(begin)

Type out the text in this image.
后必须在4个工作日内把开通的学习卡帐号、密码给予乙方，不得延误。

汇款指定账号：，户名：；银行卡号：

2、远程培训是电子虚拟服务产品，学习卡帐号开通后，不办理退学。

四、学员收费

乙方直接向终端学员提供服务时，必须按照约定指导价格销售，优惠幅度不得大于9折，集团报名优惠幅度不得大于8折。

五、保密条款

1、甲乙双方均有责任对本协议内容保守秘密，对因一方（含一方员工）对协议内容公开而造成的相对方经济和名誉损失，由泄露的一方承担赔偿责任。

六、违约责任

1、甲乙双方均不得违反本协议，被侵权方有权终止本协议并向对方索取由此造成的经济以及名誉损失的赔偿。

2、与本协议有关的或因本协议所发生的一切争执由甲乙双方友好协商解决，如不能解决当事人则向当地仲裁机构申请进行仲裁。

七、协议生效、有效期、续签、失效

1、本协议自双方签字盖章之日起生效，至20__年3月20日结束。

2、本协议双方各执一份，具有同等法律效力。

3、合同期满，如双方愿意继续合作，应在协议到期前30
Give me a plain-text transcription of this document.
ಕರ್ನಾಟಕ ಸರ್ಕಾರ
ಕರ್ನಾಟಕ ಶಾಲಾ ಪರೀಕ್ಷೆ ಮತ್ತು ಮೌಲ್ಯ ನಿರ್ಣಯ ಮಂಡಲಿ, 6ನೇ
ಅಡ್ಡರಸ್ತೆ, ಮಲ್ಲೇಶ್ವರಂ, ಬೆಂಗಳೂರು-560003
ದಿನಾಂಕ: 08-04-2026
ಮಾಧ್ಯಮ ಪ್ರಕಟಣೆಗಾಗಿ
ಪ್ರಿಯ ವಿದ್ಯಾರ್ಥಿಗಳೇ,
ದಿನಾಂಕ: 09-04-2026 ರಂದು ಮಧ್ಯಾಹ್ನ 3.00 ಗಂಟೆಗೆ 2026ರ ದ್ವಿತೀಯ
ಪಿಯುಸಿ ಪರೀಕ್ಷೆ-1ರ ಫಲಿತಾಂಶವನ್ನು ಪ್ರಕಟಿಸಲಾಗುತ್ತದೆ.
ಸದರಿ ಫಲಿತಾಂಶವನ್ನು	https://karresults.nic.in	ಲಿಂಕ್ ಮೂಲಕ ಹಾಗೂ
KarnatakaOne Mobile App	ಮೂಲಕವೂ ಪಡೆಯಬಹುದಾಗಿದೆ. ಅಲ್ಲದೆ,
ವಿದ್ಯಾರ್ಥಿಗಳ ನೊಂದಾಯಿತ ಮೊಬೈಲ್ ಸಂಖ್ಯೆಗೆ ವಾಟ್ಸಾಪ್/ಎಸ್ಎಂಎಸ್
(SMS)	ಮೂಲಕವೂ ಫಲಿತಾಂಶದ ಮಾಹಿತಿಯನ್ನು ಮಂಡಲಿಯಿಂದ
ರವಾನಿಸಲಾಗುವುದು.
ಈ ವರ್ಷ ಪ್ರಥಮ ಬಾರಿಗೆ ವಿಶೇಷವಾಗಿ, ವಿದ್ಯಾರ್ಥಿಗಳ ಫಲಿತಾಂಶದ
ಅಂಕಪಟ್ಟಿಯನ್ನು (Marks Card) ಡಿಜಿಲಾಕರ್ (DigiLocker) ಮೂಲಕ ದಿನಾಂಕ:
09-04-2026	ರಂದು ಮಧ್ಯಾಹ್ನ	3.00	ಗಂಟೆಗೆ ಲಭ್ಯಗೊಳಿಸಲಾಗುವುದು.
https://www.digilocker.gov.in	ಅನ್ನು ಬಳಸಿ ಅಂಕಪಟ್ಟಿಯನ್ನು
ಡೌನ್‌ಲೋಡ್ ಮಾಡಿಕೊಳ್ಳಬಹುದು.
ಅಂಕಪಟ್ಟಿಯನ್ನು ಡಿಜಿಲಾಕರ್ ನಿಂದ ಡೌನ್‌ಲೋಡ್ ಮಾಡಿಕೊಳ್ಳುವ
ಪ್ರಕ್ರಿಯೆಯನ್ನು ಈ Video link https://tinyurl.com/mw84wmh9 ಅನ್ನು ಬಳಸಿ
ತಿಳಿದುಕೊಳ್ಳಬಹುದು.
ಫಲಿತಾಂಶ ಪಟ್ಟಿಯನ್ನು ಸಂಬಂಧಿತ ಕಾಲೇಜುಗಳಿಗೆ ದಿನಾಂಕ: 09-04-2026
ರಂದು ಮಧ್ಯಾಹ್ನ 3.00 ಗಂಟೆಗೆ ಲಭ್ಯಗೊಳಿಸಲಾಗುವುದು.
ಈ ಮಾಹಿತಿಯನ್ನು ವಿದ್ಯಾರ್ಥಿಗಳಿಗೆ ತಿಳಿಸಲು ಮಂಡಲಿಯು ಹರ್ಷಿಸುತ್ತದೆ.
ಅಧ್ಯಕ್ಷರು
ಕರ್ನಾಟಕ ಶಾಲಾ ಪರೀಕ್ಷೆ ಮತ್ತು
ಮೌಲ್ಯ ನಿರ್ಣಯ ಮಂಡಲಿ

(end)

**EXERCISE DIRECTIONS**. Retype the material above, line by line, exactly.

**OUTPUT FOR THIS EXERCISE**.
Type out the text in this image.
后必须在4个工作日内把开通的学习卡帐号、密码给予乙方，不得延误。

汇款指定账号：，户名：；银行卡号：

2、远程培训是电子虚拟服务产品，学习卡帐号开通后，不办理退学。

四、学员收费

乙方直接向终端学员提供服务时，必须按照约定指导价格销售，优惠幅度不得大于9折，集团报名优惠幅度不得大于8折。

五、保密条款

1、甲乙双方均有责任对本协议内容保守秘密，对因一方（含一方员工）对协议内容公开而造成的相对方经济和名誉损失，由泄露的一方承担赔偿责任。

六、违约责任

1、甲乙双方均不得违反本协议，被侵权方有权终止本协议并向对方索取由此造成的经济以及名誉损失的赔偿。

2、与本协议有关的或因本协议所发生的一切争执由甲乙双方友好协商解决，如不能解决当事人则向当地仲裁机构申请进行仲裁。

七、协议生效、有效期、续签、失效

1、本协议自双方签字盖章之日起生效，至20__年3月20日结束。

2、本协议双方各执一份，具有同等法律效力。

3、合同期满，如双方愿意继续合作，应在协议到期前30
Give me a plain-text transcription of this document.
ಕರ್ನಾಟಕ ಸರ್ಕಾರ
ಕರ್ನಾಟಕ ಶಾಲಾ ಪರೀಕ್ಷೆ ಮತ್ತು ಮೌಲ್ಯ ನಿರ್ಣಯ ಮಂಡಲಿ, 6ನೇ
ಅಡ್ಡರಸ್ತೆ, ಮಲ್ಲೇಶ್ವರಂ, ಬೆಂಗಳೂರು-560003
ದಿನಾಂಕ: 08-04-2026
ಮಾಧ್ಯಮ ಪ್ರಕಟಣೆಗಾಗಿ
ಪ್ರಿಯ ವಿದ್ಯಾರ್ಥಿಗಳೇ,
ದಿನಾಂಕ: 09-04-2026 ರಂದು ಮಧ್ಯಾಹ್ನ 3.00 ಗಂಟೆಗೆ 2026ರ ದ್ವಿತೀಯ
ಪಿಯುಸಿ ಪರೀಕ್ಷೆ-1ರ ಫಲಿತಾಂಶವನ್ನು ಪ್ರಕಟಿಸಲಾಗುತ್ತದೆ.
ಸದರಿ ಫಲಿತಾಂಶವನ್ನು	https://karresults.nic.in	ಲಿಂಕ್ ಮೂಲಕ ಹಾಗೂ
KarnatakaOne Mobile App	ಮೂಲಕವೂ ಪಡೆಯಬಹುದಾಗಿದೆ. ಅಲ್ಲದೆ,
ವಿದ್ಯಾರ್ಥಿಗಳ ನೊಂದಾಯಿತ ಮೊಬೈಲ್ ಸಂಖ್ಯೆಗೆ ವಾಟ್ಸಾಪ್/ಎಸ್ಎಂಎಸ್
(SMS)	ಮೂಲಕವೂ ಫಲಿತಾಂಶದ ಮಾಹಿತಿಯನ್ನು ಮಂಡಲಿಯಿಂದ
ರವಾನಿಸಲಾಗುವುದು.
ಈ ವರ್ಷ ಪ್ರಥಮ ಬಾರಿಗೆ ವಿಶೇಷವಾಗಿ, ವಿದ್ಯಾರ್ಥಿಗಳ ಫಲಿತಾಂಶದ
ಅಂಕಪಟ್ಟಿಯನ್ನು (Marks Card) ಡಿಜಿಲಾಕರ್ (DigiLocker) ಮೂಲಕ ದಿನಾಂಕ:
09-04-2026	ರಂದು ಮಧ್ಯಾಹ್ನ	3.00	ಗಂಟೆಗೆ ಲಭ್ಯಗೊಳಿಸಲಾಗುವುದು.
https://www.digilocker.gov.in	ಅನ್ನು ಬಳಸಿ ಅಂಕಪಟ್ಟಿಯನ್ನು
ಡೌನ್‌ಲೋಡ್ ಮಾಡಿಕೊಳ್ಳಬಹುದು.
ಅಂಕಪಟ್ಟಿಯನ್ನು ಡಿಜಿಲಾಕರ್ ನಿಂದ ಡೌನ್‌ಲೋಡ್ ಮಾಡಿಕೊಳ್ಳುವ
ಪ್ರಕ್ರಿಯೆಯನ್ನು ಈ Video link https://tinyurl.com/mw84wmh9 ಅನ್ನು ಬಳಸಿ
ತಿಳಿದುಕೊಳ್ಳಬಹುದು.
ಫಲಿತಾಂಶ ಪಟ್ಟಿಯನ್ನು ಸಂಬಂಧಿತ ಕಾಲೇಜುಗಳಿಗೆ ದಿನಾಂಕ: 09-04-2026
ರಂದು ಮಧ್ಯಾಹ್ನ 3.00 ಗಂಟೆಗೆ ಲಭ್ಯಗೊಳಿಸಲಾಗುವುದು.
ಈ ಮಾಹಿತಿಯನ್ನು ವಿದ್ಯಾರ್ಥಿಗಳಿಗೆ ತಿಳಿಸಲು ಮಂಡಲಿಯು ಹರ್ಷಿಸುತ್ತದೆ.
ಅಧ್ಯಕ್ಷರು
ಕರ್ನಾಟಕ ಶಾಲಾ ಪರೀಕ್ಷೆ ಮತ್ತು
ಮೌಲ್ಯ ನಿರ್ಣಯ ಮಂಡಲಿ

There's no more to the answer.